Instruction: Copy each line that has the string "icon" somewhere in it.

-- begin --

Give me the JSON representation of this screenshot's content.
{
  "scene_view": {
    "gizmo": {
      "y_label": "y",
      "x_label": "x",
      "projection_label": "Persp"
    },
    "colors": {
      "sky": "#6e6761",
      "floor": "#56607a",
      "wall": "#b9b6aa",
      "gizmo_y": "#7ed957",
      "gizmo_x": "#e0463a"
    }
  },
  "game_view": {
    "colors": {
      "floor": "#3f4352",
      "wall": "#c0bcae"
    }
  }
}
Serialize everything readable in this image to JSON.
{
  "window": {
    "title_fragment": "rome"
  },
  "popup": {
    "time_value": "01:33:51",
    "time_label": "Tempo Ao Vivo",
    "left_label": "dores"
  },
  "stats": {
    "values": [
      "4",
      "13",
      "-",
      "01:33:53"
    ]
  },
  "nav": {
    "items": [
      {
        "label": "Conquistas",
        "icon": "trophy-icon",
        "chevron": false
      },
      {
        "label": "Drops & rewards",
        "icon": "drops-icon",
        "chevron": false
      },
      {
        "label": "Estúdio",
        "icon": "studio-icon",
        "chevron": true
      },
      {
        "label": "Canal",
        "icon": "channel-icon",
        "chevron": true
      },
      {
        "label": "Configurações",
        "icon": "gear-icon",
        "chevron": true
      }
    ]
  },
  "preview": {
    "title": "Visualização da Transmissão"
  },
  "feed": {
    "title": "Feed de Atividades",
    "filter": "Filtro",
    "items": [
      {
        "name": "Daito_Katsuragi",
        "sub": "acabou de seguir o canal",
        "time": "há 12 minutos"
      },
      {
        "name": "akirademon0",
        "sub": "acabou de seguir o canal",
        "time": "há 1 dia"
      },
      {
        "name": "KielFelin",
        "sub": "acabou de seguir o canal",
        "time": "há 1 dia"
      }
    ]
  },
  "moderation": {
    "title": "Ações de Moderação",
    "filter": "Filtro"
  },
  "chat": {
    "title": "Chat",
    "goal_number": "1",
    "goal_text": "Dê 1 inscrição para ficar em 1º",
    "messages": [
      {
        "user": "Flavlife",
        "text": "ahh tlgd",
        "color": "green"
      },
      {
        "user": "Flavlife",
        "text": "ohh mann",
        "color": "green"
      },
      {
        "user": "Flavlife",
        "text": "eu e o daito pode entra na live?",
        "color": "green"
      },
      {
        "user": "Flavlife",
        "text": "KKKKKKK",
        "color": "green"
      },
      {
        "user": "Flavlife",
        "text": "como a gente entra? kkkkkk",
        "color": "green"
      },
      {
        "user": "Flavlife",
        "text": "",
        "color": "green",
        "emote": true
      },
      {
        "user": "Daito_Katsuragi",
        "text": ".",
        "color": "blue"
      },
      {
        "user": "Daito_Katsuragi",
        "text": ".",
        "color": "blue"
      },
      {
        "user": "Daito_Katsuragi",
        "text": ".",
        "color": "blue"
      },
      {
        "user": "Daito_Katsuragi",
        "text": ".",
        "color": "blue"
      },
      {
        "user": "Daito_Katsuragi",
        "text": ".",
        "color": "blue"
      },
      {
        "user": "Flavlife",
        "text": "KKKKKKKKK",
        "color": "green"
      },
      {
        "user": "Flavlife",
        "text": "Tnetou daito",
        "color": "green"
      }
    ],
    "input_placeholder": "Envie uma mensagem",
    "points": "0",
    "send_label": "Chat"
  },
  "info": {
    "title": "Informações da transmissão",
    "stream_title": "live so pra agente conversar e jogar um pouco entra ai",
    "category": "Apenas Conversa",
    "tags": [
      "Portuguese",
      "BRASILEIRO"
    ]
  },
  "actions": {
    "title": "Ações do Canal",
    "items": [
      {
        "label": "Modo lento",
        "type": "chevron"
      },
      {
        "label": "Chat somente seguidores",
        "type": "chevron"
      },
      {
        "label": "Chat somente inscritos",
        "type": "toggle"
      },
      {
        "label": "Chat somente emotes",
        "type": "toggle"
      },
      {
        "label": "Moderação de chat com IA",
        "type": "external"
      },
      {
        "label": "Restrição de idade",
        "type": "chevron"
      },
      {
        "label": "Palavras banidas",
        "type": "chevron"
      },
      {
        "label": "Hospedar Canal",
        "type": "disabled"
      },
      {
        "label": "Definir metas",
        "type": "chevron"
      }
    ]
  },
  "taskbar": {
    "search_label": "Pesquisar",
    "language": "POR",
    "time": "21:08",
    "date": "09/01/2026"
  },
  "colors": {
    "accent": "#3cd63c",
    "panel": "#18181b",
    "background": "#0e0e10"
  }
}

-- end --

Response for this exercise:
        "icon": "trophy-icon",
        "icon": "drops-icon",
        "icon": "studio-icon",
        "icon": "channel-icon",
        "icon": "gear-icon",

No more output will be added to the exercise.